Data supplied
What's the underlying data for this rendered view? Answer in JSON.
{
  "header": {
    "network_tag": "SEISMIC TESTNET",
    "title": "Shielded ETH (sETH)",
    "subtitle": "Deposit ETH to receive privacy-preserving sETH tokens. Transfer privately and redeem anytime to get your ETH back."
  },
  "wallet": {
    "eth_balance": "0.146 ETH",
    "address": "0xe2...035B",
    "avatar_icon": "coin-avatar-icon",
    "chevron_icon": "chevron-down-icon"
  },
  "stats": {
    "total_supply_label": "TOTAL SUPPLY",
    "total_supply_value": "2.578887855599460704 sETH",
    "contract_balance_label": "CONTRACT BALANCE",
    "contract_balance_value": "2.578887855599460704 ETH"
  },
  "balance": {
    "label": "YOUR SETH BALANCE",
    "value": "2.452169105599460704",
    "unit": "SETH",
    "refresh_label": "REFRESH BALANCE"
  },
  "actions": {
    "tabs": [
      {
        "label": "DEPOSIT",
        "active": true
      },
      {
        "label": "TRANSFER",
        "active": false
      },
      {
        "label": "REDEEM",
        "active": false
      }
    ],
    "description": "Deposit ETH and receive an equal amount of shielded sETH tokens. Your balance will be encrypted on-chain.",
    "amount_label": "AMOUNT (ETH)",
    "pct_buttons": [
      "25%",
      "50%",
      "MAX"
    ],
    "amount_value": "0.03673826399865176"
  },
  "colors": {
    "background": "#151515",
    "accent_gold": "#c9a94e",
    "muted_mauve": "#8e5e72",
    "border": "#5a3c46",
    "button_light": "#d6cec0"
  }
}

Exercise details
Copy out every line of the data that includes the word "icon".

The answer
    "avatar_icon": "coin-avatar-icon",
    "chevron_icon": "chevron-down-icon"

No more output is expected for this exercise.